» The task
Copy each line below in which the string "TradingView" occurs.

Excerpts from a figure dataset
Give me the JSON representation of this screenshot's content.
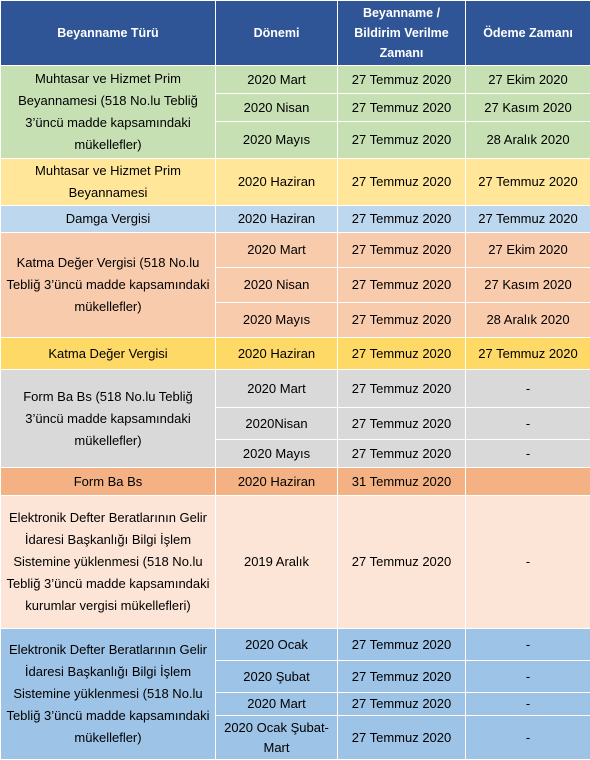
{
  "headers": {
    "type": "Beyanname Türü",
    "period": "Dönemi",
    "filing": "Beyanname / Bildirim Verilme Zamanı",
    "payment": "Ödeme Zamanı"
  },
  "groups": [
    {
      "type": "Muhtasar ve Hizmet Prim Beyannamesi (518 No.lu Tebliğ 3’üncü madde kapsamındaki mükellefler)",
      "rows": [
        {
          "period": "2020 Mart",
          "filing": "27 Temmuz 2020",
          "payment": "27 Ekim 2020"
        },
        {
          "period": "2020 Nisan",
          "filing": "27 Temmuz 2020",
          "payment": "27 Kasım 2020"
        },
        {
          "period": "2020 Mayıs",
          "filing": "27 Temmuz 2020",
          "payment": "28 Aralık 2020"
        }
      ]
    },
    {
      "type": "Muhtasar ve Hizmet Prim Beyannamesi",
      "rows": [
        {
          "period": "2020 Haziran",
          "filing": "27 Temmuz 2020",
          "payment": "27 Temmuz 2020"
        }
      ]
    },
    {
      "type": "Damga Vergisi",
      "rows": [
        {
          "period": "2020 Haziran",
          "filing": "27 Temmuz 2020",
          "payment": "27 Temmuz 2020"
        }
      ]
    },
    {
      "type": "Katma Değer Vergisi (518 No.lu Tebliğ 3’üncü madde kapsamındaki mükellefler)",
      "rows": [
        {
          "period": "2020 Mart",
          "filing": "27 Temmuz 2020",
          "payment": "27 Ekim 2020"
        },
        {
          "period": "2020 Nisan",
          "filing": "27 Temmuz 2020",
          "payment": "27 Kasım 2020"
        },
        {
          "period": "2020 Mayıs",
          "filing": "27 Temmuz 2020",
          "payment": "28 Aralık 2020"
        }
      ]
    },
    {
      "type": "Katma Değer Vergisi",
      "rows": [
        {
          "period": "2020 Haziran",
          "filing": "27 Temmuz 2020",
          "payment": "27 Temmuz 2020"
        }
      ]
    },
    {
      "type": "Form Ba Bs (518 No.lu Tebliğ 3’üncü madde kapsamındaki mükellefler)",
      "rows": [
        {
          "period": "2020 Mart",
          "filing": "27 Temmuz 2020",
          "payment": "-"
        },
        {
          "period": "2020Nisan",
          "filing": "27 Temmuz 2020",
          "payment": "-"
        },
        {
          "period": "2020 Mayıs",
          "filing": "27 Temmuz 2020",
          "payment": "-"
        }
      ]
    },
    {
      "type": "Form Ba Bs",
      "rows": [
        {
          "period": "2020 Haziran",
          "filing": "31 Temmuz 2020",
          "payment": ""
        }
      ]
    },
    {
      "type": "Elektronik Defter Beratlarının Gelir İdaresi Başkanlığı Bilgi İşlem Sistemine yüklenmesi (518 No.lu Tebliğ 3’üncü madde kapsamındaki kurumlar vergisi mükellefleri)",
      "rows": [
        {
          "period": "2019 Aralık",
          "filing": "27 Temmuz 2020",
          "payment": "-"
        }
      ]
    },
    {
      "type": "Elektronik Defter Beratlarının Gelir İdaresi Başkanlığı Bilgi İşlem Sistemine yüklenmesi (518 No.lu Tebliğ 3’üncü madde kapsamındaki mükellefler)",
      "rows": [
        {
          "period": "2020 Ocak",
          "filing": "27 Temmuz 2020",
          "payment": "-"
        },
        {
          "period": "2020 Şubat",
          "filing": "27 Temmuz 2020",
          "payment": "-"
        },
        {
          "period": "2020 Mart",
          "filing": "27 Temmuz 2020",
          "payment": "-"
        },
        {
          "period": "2020 Ocak Şubat-Mart",
          "filing": "27 Temmuz 2020",
          "payment": "-"
        }
      ]
    }
  ]
}
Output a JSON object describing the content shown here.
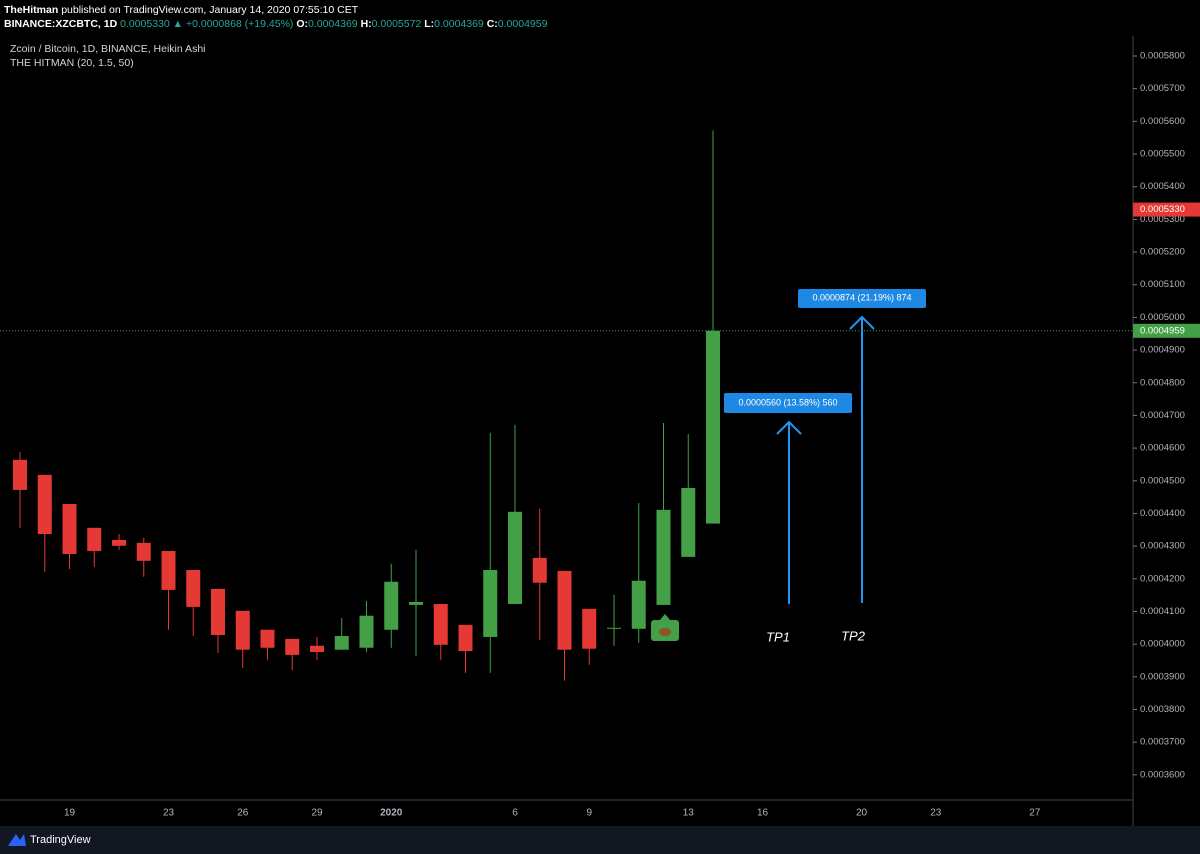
{
  "header": {
    "author": "TheHitman",
    "published": "published on TradingView.com, January 14, 2020 07:55:10 CET",
    "symbol": "BINANCE:XZCBTC, 1D",
    "price": "0.0005330",
    "arrow": "▲",
    "change": "+0.0000868 (+19.45%)",
    "ohlc": [
      {
        "key": "O:",
        "value": "0.0004369"
      },
      {
        "key": "H:",
        "value": "0.0005572"
      },
      {
        "key": "L:",
        "value": "0.0004369"
      },
      {
        "key": "C:",
        "value": "0.0004959"
      }
    ]
  },
  "chart_data": {
    "type": "candlestick",
    "title": "Zcoin / Bitcoin, 1D, BINANCE, Heikin Ashi",
    "subtitle": "THE HITMAN (20, 1.5, 50)",
    "categories": [
      null,
      null,
      "19",
      null,
      null,
      null,
      "23",
      null,
      null,
      "26",
      null,
      null,
      "29",
      null,
      null,
      "2020",
      null,
      null,
      null,
      null,
      "6",
      null,
      null,
      "9",
      null,
      null,
      null,
      "13",
      null,
      null,
      "16",
      null,
      null,
      null,
      "20",
      null,
      null,
      "23",
      null,
      null,
      null,
      "27",
      null,
      null,
      null,
      null
    ],
    "open": [
      0.0004564,
      0.0004518,
      0.0004429,
      0.0004356,
      0.0004319,
      0.000431,
      0.0004285,
      0.0004227,
      0.0004169,
      0.0004102,
      0.0004044,
      0.0004016,
      0.0003995,
      0.0003983,
      0.0003989,
      0.0004044,
      0.000412,
      0.0004123,
      0.0004059,
      0.0004022,
      0.0004123,
      0.0004264,
      0.0004224,
      0.0004108,
      0.0004047,
      0.0004047,
      0.000412,
      0.0004267,
      0.0004369,
      null,
      null,
      null,
      null,
      null,
      null,
      null,
      null,
      null,
      null,
      null,
      null,
      null,
      null,
      null,
      null,
      null
    ],
    "high": [
      0.0004588,
      0.0004518,
      0.0004429,
      0.0004356,
      0.0004337,
      0.0004325,
      0.0004285,
      0.0004227,
      0.0004169,
      0.0004102,
      0.0004044,
      0.0004016,
      0.0004022,
      0.000408,
      0.0004132,
      0.0004246,
      0.0004289,
      0.0004123,
      0.0004059,
      0.0004647,
      0.0004671,
      0.0004414,
      0.0004224,
      0.0004108,
      0.0004151,
      0.0004432,
      0.0004677,
      0.0004643,
      0.0005572,
      null,
      null,
      null,
      null,
      null,
      null,
      null,
      null,
      null,
      null,
      null,
      null,
      null,
      null,
      null,
      null,
      null
    ],
    "low": [
      0.0004356,
      0.0004221,
      0.000423,
      0.0004236,
      0.0004289,
      0.0004206,
      0.0004044,
      0.0004025,
      0.0003973,
      0.0003927,
      0.0003952,
      0.0003921,
      0.0003952,
      0.0003983,
      0.0003976,
      0.0003989,
      0.0003964,
      0.0003952,
      0.0003912,
      0.0003912,
      0.0004123,
      0.0004013,
      0.0003888,
      0.0003937,
      0.0003995,
      0.0004004,
      0.000412,
      0.0004267,
      0.0004369,
      null,
      null,
      null,
      null,
      null,
      null,
      null,
      null,
      null,
      null,
      null,
      null,
      null,
      null,
      null,
      null,
      null
    ],
    "close": [
      0.0004472,
      0.0004337,
      0.0004276,
      0.0004285,
      0.0004301,
      0.0004255,
      0.0004166,
      0.0004114,
      0.0004028,
      0.0003983,
      0.0003989,
      0.0003967,
      0.0003976,
      0.0004025,
      0.0004087,
      0.0004191,
      0.0004129,
      0.0003998,
      0.0003979,
      0.0004227,
      0.0004405,
      0.0004188,
      0.0003983,
      0.0003986,
      0.000405,
      0.0004194,
      0.0004411,
      0.0004478,
      0.0004959,
      null,
      null,
      null,
      null,
      null,
      null,
      null,
      null,
      null,
      null,
      null,
      null,
      null,
      null,
      null,
      null,
      null
    ],
    "up_color": "#43a047",
    "down_color": "#e53935",
    "ylim": [
      0.0003523,
      0.0005849
    ],
    "yticks": [
      {
        "value": 0.00036,
        "label": "0.0003600"
      },
      {
        "value": 0.00037,
        "label": "0.0003700"
      },
      {
        "value": 0.00038,
        "label": "0.0003800"
      },
      {
        "value": 0.00039,
        "label": "0.0003900"
      },
      {
        "value": 0.0004,
        "label": "0.0004000"
      },
      {
        "value": 0.00041,
        "label": "0.0004100"
      },
      {
        "value": 0.00042,
        "label": "0.0004200"
      },
      {
        "value": 0.00043,
        "label": "0.0004300"
      },
      {
        "value": 0.00044,
        "label": "0.0004400"
      },
      {
        "value": 0.00045,
        "label": "0.0004500"
      },
      {
        "value": 0.00046,
        "label": "0.0004600"
      },
      {
        "value": 0.00047,
        "label": "0.0004700"
      },
      {
        "value": 0.00048,
        "label": "0.0004800"
      },
      {
        "value": 0.00049,
        "label": "0.0004900"
      },
      {
        "value": 0.0005,
        "label": "0.0005000"
      },
      {
        "value": 0.00051,
        "label": "0.0005100"
      },
      {
        "value": 0.00052,
        "label": "0.0005200"
      },
      {
        "value": 0.00053,
        "label": "0.0005300"
      },
      {
        "value": 0.00054,
        "label": "0.0005400"
      },
      {
        "value": 0.00055,
        "label": "0.0005500"
      },
      {
        "value": 0.00056,
        "label": "0.0005600"
      },
      {
        "value": 0.00057,
        "label": "0.0005700"
      },
      {
        "value": 0.00058,
        "label": "0.0005800"
      }
    ],
    "price_markers": [
      {
        "value": 0.000533,
        "label": "0.0005330",
        "color": "#e53935",
        "line": false
      },
      {
        "value": 0.0004959,
        "label": "0.0004959",
        "color": "#43a047",
        "line": true
      }
    ],
    "annotations": [
      "0.0000560 (13.58%) 560",
      "0.0000874 (21.19%) 874"
    ],
    "targets": [
      "TP1",
      "TP2"
    ]
  },
  "footer": {
    "brand": "TradingView"
  }
}
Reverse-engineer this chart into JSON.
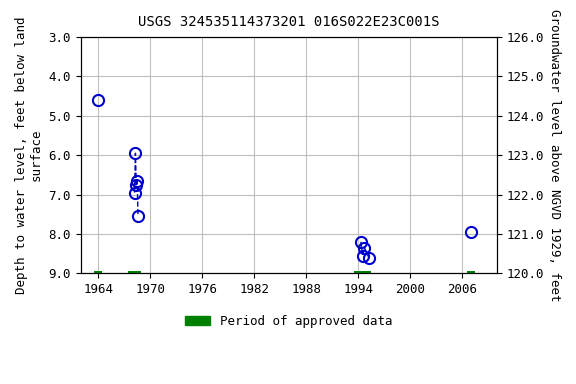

» Result
    "published": "published on TradingView.com, January 14, 2020 07:55:10 CET",
    "brand": "TradingView"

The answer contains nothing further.